▽

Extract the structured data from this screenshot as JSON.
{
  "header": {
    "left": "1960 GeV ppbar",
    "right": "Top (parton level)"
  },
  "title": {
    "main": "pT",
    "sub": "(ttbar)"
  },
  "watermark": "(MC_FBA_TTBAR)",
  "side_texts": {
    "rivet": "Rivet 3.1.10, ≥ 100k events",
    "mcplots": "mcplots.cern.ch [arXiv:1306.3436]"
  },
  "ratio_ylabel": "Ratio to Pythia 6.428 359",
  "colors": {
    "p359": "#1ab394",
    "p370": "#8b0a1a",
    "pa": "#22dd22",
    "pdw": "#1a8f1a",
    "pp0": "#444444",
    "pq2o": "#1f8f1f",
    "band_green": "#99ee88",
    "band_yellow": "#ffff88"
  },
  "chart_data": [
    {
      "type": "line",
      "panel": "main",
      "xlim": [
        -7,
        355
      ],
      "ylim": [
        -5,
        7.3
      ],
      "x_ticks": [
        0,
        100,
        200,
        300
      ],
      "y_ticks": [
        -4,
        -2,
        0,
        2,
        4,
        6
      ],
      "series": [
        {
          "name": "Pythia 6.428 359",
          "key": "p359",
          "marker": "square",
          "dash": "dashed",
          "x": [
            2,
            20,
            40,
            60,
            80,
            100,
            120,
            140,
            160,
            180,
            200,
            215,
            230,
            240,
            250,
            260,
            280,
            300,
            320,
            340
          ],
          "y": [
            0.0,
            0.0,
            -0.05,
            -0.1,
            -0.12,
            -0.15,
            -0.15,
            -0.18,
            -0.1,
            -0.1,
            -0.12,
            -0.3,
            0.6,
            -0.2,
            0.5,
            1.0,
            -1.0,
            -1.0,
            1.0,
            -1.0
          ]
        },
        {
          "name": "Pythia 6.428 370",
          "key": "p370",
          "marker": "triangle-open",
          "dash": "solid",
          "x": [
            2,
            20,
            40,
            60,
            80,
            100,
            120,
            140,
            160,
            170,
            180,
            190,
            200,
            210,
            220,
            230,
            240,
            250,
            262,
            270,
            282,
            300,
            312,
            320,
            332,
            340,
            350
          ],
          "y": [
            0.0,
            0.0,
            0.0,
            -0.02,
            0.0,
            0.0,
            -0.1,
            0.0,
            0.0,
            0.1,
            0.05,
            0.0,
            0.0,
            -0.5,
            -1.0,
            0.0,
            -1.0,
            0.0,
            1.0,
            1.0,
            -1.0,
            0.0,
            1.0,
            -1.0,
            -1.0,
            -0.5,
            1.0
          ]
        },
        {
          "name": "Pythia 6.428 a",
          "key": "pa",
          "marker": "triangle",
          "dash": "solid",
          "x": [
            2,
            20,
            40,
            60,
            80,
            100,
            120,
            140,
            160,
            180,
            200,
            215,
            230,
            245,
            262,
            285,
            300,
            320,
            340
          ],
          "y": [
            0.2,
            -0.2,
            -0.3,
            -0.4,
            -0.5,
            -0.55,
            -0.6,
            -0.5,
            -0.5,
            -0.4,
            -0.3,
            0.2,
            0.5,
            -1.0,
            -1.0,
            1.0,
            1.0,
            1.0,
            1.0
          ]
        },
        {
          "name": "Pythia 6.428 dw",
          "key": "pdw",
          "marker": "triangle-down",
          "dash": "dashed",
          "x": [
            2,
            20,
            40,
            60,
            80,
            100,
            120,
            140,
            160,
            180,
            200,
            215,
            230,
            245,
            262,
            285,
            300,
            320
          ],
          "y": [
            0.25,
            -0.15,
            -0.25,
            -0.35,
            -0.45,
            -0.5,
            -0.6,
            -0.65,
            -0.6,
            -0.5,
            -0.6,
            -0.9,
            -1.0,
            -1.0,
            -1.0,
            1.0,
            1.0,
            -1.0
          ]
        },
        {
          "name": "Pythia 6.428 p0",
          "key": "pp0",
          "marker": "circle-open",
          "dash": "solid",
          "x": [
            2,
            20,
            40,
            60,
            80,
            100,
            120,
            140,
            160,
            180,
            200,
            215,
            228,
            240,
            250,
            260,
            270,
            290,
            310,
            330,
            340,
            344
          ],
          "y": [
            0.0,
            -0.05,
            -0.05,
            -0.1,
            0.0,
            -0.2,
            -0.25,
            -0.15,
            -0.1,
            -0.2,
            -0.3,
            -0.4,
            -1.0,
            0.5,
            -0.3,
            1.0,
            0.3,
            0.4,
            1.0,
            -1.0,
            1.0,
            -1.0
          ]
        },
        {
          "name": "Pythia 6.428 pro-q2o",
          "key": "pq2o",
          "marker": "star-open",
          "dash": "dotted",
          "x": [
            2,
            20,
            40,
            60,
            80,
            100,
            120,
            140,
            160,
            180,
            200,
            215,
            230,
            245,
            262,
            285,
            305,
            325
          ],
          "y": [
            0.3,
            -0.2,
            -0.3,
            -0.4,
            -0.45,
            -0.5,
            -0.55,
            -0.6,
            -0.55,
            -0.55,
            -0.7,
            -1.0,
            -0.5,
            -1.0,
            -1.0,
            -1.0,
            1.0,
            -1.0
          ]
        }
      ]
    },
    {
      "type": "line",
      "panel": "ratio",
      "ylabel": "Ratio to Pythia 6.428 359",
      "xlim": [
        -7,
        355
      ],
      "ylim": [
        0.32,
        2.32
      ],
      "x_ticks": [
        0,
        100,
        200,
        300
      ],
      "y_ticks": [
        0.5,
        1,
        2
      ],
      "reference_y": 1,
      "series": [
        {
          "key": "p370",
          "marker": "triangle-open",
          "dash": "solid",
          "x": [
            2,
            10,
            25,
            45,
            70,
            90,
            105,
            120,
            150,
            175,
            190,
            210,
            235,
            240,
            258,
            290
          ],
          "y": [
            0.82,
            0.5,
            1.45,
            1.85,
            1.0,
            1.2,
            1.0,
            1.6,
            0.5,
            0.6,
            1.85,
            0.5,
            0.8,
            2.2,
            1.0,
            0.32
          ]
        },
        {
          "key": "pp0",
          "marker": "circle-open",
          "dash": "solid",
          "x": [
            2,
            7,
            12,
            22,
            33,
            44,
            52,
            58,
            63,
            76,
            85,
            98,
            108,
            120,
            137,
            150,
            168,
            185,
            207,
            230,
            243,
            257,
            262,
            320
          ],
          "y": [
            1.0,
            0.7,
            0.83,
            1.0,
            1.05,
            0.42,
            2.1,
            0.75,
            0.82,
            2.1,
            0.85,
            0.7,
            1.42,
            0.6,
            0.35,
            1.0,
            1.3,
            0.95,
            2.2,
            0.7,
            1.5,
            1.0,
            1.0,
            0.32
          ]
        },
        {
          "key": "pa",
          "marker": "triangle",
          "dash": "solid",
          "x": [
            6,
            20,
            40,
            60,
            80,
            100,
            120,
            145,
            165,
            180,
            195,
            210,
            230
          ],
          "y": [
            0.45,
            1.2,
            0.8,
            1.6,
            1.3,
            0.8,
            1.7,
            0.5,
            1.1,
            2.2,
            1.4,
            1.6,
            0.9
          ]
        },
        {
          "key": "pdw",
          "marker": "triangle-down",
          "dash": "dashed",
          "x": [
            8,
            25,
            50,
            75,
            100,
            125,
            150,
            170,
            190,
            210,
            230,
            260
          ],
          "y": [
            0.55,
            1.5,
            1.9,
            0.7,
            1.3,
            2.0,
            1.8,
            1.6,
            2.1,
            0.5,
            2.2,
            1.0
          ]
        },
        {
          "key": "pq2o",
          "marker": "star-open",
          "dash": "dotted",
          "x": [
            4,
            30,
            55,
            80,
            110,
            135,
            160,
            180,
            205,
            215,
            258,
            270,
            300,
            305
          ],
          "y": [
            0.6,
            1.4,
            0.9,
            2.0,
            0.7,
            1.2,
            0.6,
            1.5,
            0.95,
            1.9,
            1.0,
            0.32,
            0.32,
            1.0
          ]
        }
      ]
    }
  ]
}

△

Task directions:
Scan the entries above and work out how many lines include the word "Pythia"; the reply is that number alone.

Task result:
8